* GIVEN TASK:
Where a line of the listing below includes the word "screenshot", reproduce that line.

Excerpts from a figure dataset
## Start
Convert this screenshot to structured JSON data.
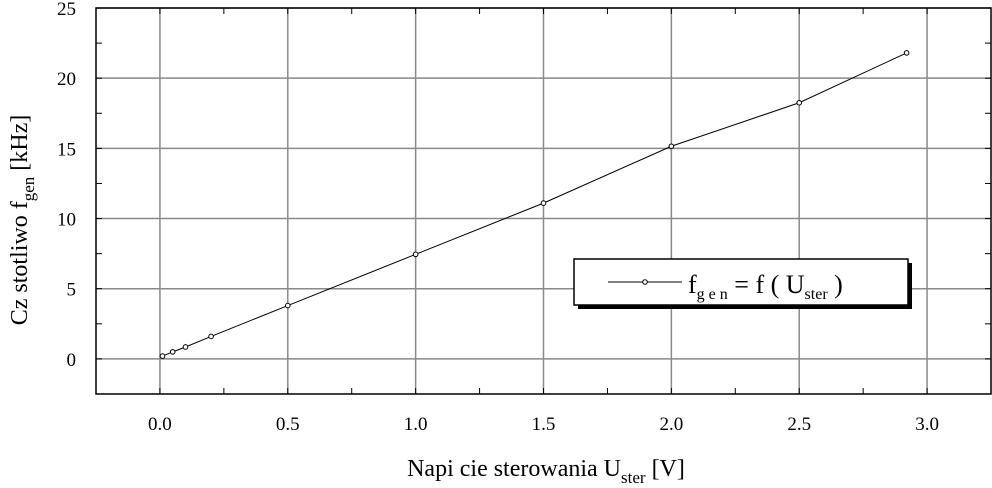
{
  "chart_data": {
    "type": "line",
    "title": "",
    "xlabel": {
      "prefix": "Napi  cie sterowania  U",
      "subscript": "ster",
      "suffix": "  [V]"
    },
    "ylabel": {
      "prefix": "Cz stotliwo    f",
      "subscript": "gen",
      "suffix": "  [kHz]"
    },
    "xlim": [
      -0.25,
      3.25
    ],
    "ylim": [
      -2.5,
      25
    ],
    "xticks": [
      0.0,
      0.5,
      1.0,
      1.5,
      2.0,
      2.5,
      3.0
    ],
    "xtick_labels": [
      "0.0",
      "0.5",
      "1.0",
      "1.5",
      "2.0",
      "2.5",
      "3.0"
    ],
    "yticks": [
      0,
      5,
      10,
      15,
      20,
      25
    ],
    "ytick_labels": [
      "0",
      "5",
      "10",
      "15",
      "20",
      "25"
    ],
    "grid": true,
    "legend_position": "center-right",
    "series": [
      {
        "name": "f_gen = f ( U_ster )",
        "legend": {
          "f": "f",
          "sub1": "g e n",
          "mid": " = f ( U",
          "sub2": "ster",
          "end": " )"
        },
        "color": "#000000",
        "marker": "circle",
        "x": [
          0.01,
          0.05,
          0.1,
          0.2,
          0.5,
          1.0,
          1.5,
          2.0,
          2.5,
          2.92
        ],
        "y": [
          0.2,
          0.5,
          0.85,
          1.6,
          3.8,
          7.45,
          11.1,
          15.15,
          18.25,
          21.8
        ]
      }
    ]
  }
}
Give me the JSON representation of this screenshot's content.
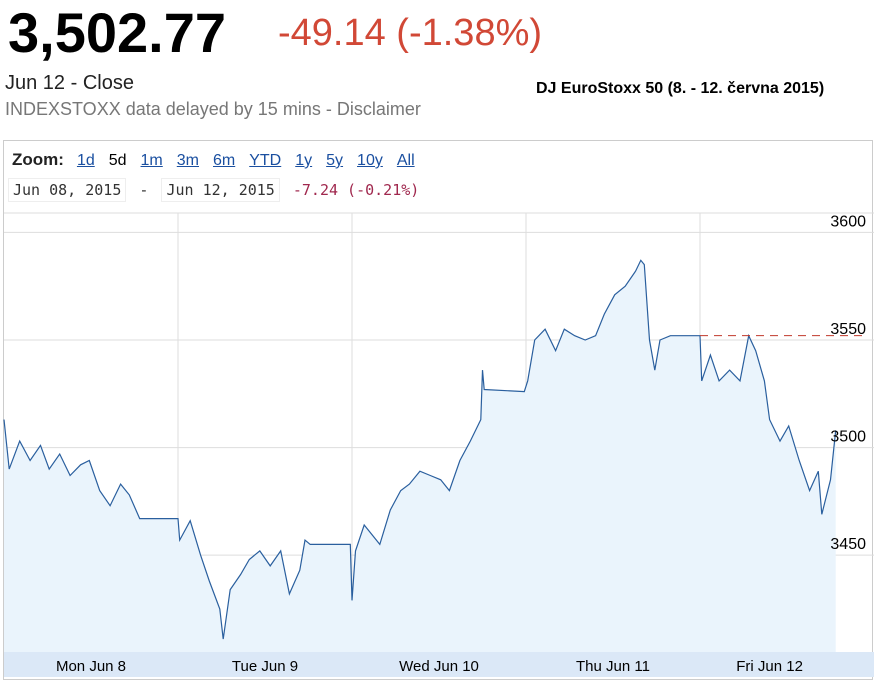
{
  "header": {
    "price": "3,502.77",
    "change": "-49.14 (-1.38%)",
    "status": "Jun 12 - Close",
    "delay_note": "INDEXSTOXX data delayed by 15 mins - ",
    "disclaimer": "Disclaimer",
    "caption": "DJ EuroStoxx 50 (8. - 12. června 2015)"
  },
  "controls": {
    "zoom_label": "Zoom:",
    "zoom_options": [
      "1d",
      "5d",
      "1m",
      "3m",
      "6m",
      "YTD",
      "1y",
      "5y",
      "10y",
      "All"
    ],
    "selected": "5d",
    "range_start": "Jun 08, 2015",
    "range_sep": "-",
    "range_end": "Jun 12, 2015",
    "range_change": "-7.24 (-0.21%)"
  },
  "chart_data": {
    "type": "line",
    "color": "#2a5f9e",
    "fill": "#eaf4fc",
    "x": [
      0,
      0.03,
      0.09,
      0.15,
      0.21,
      0.26,
      0.32,
      0.38,
      0.44,
      0.49,
      0.55,
      0.61,
      0.67,
      0.72,
      0.78,
      1.0,
      1.01,
      1.07,
      1.13,
      1.18,
      1.24,
      1.26,
      1.3,
      1.36,
      1.41,
      1.47,
      1.53,
      1.59,
      1.64,
      1.7,
      1.73,
      1.76,
      1.99,
      2.0,
      2.02,
      2.07,
      2.16,
      2.22,
      2.28,
      2.33,
      2.39,
      2.45,
      2.51,
      2.56,
      2.62,
      2.68,
      2.74,
      2.75,
      2.76,
      2.99,
      3.01,
      3.05,
      3.11,
      3.17,
      3.22,
      3.28,
      3.34,
      3.4,
      3.45,
      3.51,
      3.57,
      3.63,
      3.66,
      3.68,
      3.71,
      3.74,
      3.77,
      3.83,
      4.0,
      4.01,
      4.06,
      4.11,
      4.17,
      4.23,
      4.28,
      4.32,
      4.37,
      4.4,
      4.46,
      4.51,
      4.57,
      4.63,
      4.68,
      4.7,
      4.75,
      4.78
    ],
    "series": [
      {
        "values": [
          3513,
          3490,
          3503,
          3494,
          3501,
          3490,
          3497,
          3487,
          3492,
          3494,
          3480,
          3473,
          3483,
          3478,
          3467,
          3467,
          3457,
          3466,
          3450,
          3438,
          3425,
          3411,
          3434,
          3441,
          3448,
          3452,
          3445,
          3452,
          3432,
          3443,
          3457,
          3455,
          3455,
          3429,
          3452,
          3464,
          3455,
          3471,
          3480,
          3483,
          3489,
          3487,
          3485,
          3480,
          3494,
          3503,
          3513,
          3536,
          3527,
          3526,
          3531,
          3550,
          3555,
          3545,
          3555,
          3552,
          3550,
          3552,
          3562,
          3571,
          3575,
          3582,
          3587,
          3585,
          3550,
          3536,
          3550,
          3552,
          3552,
          3531,
          3543,
          3531,
          3536,
          3531,
          3552,
          3545,
          3531,
          3513,
          3503,
          3510,
          3494,
          3480,
          3489,
          3469,
          3485,
          3508
        ]
      }
    ],
    "xlim": [
      0,
      5
    ],
    "ylim": [
      3405,
      3609
    ],
    "xticks": [
      {
        "value": 0.5,
        "label": "Mon Jun 8"
      },
      {
        "value": 1.5,
        "label": "Tue Jun 9"
      },
      {
        "value": 2.5,
        "label": "Wed Jun 10"
      },
      {
        "value": 3.5,
        "label": "Thu Jun 11"
      },
      {
        "value": 4.4,
        "label": "Fri Jun 12"
      }
    ],
    "xgrid": [
      1,
      2,
      3,
      4
    ],
    "yticks": [
      3450,
      3500,
      3550,
      3600
    ],
    "reference_line": {
      "value": 3552,
      "start": 4.0
    },
    "grid": true
  }
}
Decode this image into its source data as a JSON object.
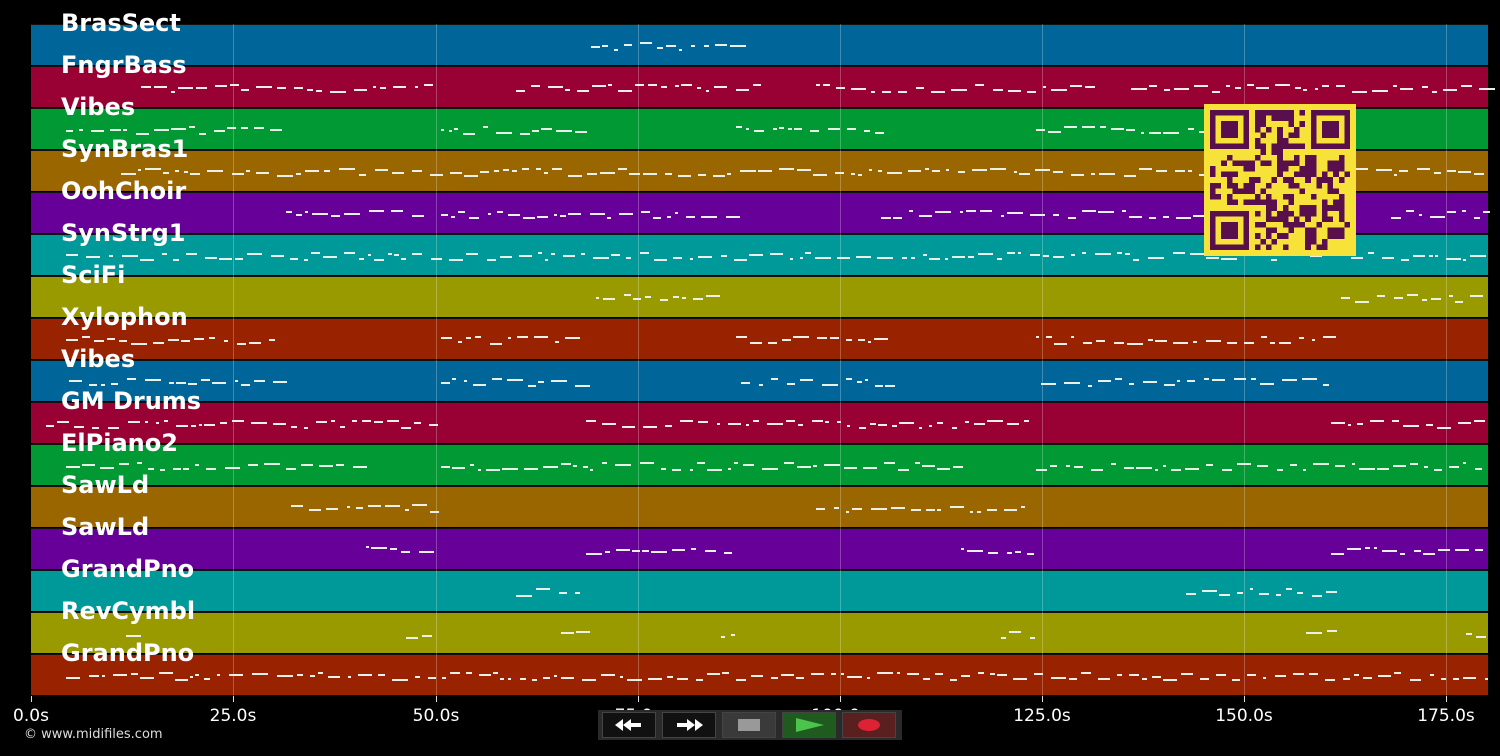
{
  "tracks": [
    {
      "label": "BrasSect",
      "color": "#006699"
    },
    {
      "label": "FngrBass",
      "color": "#990033"
    },
    {
      "label": "Vibes",
      "color": "#009933"
    },
    {
      "label": "SynBras1",
      "color": "#996600"
    },
    {
      "label": "OohChoir",
      "color": "#660099"
    },
    {
      "label": "SynStrg1",
      "color": "#009999"
    },
    {
      "label": "SciFi",
      "color": "#999900"
    },
    {
      "label": "Xylophon",
      "color": "#992200"
    },
    {
      "label": "Vibes",
      "color": "#006699"
    },
    {
      "label": "GM Drums",
      "color": "#990033"
    },
    {
      "label": "ElPiano2",
      "color": "#009933"
    },
    {
      "label": "SawLd",
      "color": "#996600"
    },
    {
      "label": "SawLd",
      "color": "#660099"
    },
    {
      "label": "GrandPno",
      "color": "#009999"
    },
    {
      "label": "RevCymbl",
      "color": "#999900"
    },
    {
      "label": "GrandPno",
      "color": "#992200"
    }
  ],
  "time_axis": {
    "ticks": [
      "0.0s",
      "25.0s",
      "50.0s",
      "75.0s",
      "100.0s",
      "125.0s",
      "150.0s",
      "175.0s"
    ]
  },
  "copyright": "© www.midifiles.com",
  "transport": {
    "rewind": "rewind-icon",
    "fast_forward": "fast-forward-icon",
    "stop": "stop-icon",
    "play": "play-icon",
    "record": "record-icon"
  },
  "qr": "qr-code"
}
## End
* RESULT FOR THIS TASK:
Convert this screenshot to structured JSON data.
Give me the JSON representation of this screenshot's content.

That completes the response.